**Required work:** Report back each line of the records that contains the string "waveform".

Extracted data entries:
- - -
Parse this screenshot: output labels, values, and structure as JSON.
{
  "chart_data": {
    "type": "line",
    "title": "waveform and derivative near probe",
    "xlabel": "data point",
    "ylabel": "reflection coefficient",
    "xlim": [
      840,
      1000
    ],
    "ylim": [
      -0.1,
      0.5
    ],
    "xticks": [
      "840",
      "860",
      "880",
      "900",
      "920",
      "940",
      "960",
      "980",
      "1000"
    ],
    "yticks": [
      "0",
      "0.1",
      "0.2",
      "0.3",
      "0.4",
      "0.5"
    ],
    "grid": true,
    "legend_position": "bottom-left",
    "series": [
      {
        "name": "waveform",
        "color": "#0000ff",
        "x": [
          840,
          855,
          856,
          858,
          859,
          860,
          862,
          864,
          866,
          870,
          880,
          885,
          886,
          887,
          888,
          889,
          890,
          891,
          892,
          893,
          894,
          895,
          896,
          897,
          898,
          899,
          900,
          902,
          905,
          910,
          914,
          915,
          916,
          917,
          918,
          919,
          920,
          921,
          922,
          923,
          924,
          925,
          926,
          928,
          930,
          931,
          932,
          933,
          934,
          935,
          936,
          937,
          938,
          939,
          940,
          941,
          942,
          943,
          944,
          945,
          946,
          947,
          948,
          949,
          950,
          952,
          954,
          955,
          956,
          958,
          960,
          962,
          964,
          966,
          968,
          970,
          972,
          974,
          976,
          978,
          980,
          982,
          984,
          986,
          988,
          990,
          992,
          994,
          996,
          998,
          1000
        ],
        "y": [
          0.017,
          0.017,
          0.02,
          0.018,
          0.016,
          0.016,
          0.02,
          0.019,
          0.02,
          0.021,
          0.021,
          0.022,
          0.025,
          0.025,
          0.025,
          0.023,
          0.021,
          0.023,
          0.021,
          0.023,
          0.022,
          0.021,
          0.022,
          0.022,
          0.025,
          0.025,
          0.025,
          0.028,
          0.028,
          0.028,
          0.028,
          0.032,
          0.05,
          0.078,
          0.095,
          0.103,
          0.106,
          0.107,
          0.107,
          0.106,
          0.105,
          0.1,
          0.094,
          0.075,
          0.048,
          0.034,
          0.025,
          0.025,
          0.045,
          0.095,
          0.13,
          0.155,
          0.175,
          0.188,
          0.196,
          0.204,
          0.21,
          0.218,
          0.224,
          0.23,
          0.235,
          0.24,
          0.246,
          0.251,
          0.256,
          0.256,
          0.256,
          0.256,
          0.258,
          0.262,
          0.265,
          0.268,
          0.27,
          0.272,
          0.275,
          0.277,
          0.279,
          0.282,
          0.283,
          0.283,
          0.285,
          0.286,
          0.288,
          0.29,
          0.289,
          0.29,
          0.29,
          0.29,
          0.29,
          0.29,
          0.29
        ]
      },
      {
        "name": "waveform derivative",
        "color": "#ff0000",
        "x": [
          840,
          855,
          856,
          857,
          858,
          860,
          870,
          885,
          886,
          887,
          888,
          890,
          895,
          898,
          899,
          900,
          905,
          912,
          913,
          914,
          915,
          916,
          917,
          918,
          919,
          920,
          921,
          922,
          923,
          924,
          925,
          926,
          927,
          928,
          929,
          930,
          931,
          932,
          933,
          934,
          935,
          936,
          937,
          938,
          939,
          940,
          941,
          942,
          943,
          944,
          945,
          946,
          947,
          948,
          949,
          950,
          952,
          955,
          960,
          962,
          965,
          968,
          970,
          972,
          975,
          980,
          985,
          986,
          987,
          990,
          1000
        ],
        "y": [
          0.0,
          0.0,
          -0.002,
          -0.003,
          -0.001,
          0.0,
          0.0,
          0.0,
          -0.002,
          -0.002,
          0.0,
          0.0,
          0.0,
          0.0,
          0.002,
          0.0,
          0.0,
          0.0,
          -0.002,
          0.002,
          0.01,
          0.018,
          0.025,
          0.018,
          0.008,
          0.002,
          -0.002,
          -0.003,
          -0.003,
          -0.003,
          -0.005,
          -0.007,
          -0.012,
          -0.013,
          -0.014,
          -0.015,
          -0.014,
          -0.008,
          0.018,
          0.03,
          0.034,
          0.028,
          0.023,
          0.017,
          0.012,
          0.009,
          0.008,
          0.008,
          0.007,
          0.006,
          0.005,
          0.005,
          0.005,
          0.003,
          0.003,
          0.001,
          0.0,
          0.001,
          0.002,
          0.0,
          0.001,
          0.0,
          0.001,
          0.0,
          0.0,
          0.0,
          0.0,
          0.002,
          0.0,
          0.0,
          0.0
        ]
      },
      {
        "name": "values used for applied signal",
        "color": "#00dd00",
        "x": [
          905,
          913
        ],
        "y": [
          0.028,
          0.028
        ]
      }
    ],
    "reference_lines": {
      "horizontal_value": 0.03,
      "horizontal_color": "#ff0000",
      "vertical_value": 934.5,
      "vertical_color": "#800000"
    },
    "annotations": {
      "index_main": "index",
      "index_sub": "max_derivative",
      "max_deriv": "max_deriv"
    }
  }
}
- - -
**Expected output:**
    "title": "waveform and derivative near probe",
        "name": "waveform",
        "name": "waveform derivative",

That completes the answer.